* _Required task_
Tally the lines of the listing that contain the string "ROAS". Give the number and nothing else.

----- Task data

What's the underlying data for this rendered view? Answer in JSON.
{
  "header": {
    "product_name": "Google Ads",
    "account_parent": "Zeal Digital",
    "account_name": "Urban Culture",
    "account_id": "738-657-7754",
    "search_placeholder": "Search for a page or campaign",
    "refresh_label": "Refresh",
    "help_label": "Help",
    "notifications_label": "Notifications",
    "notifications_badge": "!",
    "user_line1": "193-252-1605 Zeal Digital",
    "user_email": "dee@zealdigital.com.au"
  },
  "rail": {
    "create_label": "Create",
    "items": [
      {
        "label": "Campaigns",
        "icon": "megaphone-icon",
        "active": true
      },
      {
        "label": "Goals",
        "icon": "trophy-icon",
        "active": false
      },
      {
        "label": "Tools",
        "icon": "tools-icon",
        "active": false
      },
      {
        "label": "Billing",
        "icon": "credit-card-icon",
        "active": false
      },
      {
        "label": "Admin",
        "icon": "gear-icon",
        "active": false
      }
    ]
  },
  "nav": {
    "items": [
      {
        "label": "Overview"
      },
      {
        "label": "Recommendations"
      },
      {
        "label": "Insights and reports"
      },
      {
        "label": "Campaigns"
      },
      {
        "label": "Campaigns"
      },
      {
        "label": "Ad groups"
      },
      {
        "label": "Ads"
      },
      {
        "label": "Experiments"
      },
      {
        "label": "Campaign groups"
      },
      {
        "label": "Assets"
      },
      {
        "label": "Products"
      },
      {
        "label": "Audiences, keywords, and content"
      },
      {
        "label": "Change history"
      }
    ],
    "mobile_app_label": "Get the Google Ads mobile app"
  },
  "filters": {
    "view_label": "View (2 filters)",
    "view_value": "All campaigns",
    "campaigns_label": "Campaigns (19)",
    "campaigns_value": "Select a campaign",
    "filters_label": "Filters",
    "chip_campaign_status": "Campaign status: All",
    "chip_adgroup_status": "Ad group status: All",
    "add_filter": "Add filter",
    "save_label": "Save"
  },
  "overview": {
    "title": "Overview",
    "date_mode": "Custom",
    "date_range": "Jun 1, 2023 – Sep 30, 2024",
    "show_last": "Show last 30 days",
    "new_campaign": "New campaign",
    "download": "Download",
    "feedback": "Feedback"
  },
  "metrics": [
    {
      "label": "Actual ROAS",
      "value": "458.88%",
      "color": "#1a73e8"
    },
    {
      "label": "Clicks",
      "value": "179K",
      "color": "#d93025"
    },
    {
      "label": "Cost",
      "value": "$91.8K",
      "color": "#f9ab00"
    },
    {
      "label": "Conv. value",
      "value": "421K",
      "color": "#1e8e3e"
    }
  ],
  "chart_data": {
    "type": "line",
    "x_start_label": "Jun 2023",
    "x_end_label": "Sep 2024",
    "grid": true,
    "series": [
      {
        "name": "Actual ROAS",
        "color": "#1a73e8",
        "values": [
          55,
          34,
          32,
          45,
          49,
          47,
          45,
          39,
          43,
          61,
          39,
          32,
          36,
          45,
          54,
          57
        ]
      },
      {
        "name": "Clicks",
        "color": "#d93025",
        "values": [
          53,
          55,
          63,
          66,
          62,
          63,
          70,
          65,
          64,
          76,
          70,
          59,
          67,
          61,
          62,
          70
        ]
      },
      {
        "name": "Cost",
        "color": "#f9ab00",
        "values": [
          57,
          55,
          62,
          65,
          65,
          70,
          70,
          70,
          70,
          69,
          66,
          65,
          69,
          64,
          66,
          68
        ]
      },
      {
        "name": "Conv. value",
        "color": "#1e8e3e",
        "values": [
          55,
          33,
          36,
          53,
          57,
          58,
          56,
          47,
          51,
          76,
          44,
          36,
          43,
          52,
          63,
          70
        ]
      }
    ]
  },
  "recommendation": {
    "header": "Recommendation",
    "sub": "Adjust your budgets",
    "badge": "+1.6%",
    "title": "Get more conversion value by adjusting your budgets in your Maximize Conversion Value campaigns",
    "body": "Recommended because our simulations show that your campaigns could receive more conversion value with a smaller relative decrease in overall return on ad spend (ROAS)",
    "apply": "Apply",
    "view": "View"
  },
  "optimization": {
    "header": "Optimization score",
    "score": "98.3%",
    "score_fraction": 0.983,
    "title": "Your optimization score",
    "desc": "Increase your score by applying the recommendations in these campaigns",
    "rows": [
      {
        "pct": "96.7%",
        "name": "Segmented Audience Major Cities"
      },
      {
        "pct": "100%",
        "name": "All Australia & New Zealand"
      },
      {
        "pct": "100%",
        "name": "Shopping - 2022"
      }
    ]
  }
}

----------

* _Answer in full_
3